═════ Entries ═════

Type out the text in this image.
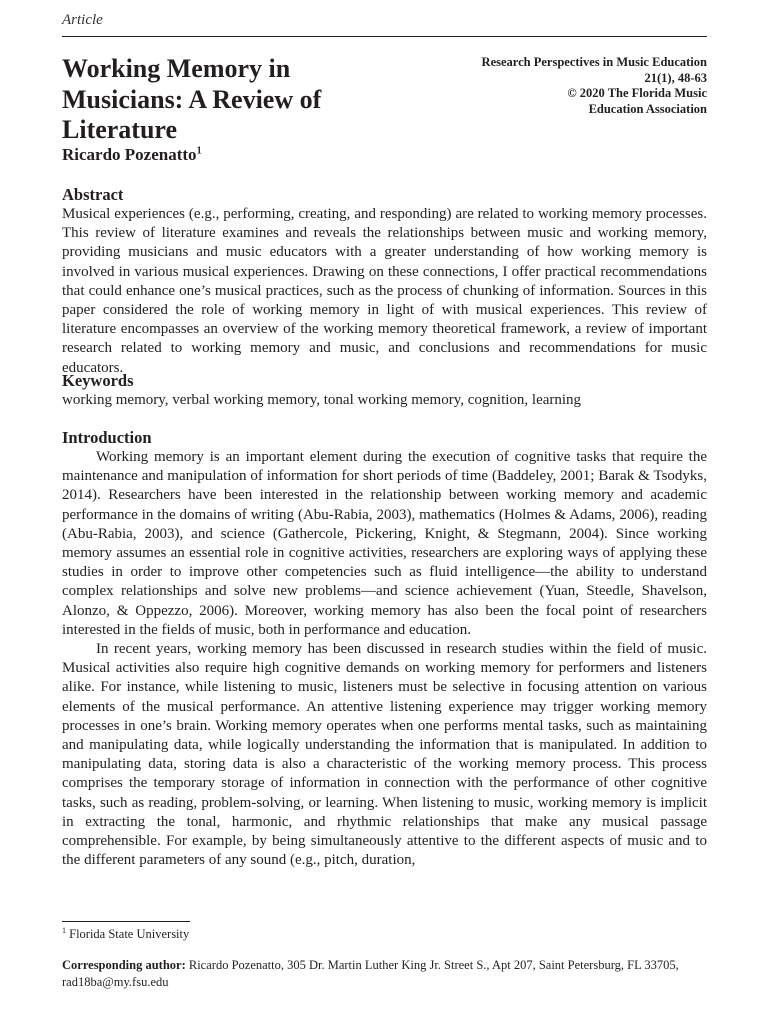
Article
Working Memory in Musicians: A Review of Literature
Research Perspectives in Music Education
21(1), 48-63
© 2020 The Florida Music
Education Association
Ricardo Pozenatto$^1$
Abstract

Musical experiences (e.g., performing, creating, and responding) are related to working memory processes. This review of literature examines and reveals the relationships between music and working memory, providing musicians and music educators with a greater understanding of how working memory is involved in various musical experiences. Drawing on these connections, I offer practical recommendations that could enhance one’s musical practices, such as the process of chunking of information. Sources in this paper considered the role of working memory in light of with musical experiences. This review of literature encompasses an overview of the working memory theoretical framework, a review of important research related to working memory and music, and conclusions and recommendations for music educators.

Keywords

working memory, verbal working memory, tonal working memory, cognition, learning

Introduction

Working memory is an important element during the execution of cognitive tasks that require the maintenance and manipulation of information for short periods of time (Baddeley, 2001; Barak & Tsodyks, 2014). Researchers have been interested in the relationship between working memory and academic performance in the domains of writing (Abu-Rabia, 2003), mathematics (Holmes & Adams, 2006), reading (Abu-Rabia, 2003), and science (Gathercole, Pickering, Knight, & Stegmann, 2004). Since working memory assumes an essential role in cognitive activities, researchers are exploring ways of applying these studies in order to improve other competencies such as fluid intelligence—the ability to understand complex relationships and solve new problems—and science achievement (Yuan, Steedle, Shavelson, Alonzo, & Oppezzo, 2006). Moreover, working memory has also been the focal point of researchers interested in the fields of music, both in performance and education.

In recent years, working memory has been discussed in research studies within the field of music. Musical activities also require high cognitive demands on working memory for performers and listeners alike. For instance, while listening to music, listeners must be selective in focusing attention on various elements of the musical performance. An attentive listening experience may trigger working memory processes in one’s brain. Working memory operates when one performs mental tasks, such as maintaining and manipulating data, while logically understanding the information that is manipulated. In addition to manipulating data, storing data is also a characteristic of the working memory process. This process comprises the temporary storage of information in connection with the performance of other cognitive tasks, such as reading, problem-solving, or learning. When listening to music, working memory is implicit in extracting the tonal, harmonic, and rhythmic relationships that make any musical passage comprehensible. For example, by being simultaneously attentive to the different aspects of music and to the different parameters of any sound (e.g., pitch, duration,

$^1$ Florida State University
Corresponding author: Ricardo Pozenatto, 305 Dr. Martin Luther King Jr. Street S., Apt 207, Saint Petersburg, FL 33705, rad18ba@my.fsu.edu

═════

Request: Leave out every line without the string "Ricardo" and copy the rest.

Full solution:
Ricardo Pozenatto$^1$
Corresponding author: Ricardo Pozenatto, 305 Dr. Martin Luther King Jr. Street S., Apt 207, Saint Petersburg, FL 33705, rad18ba@my.fsu.edu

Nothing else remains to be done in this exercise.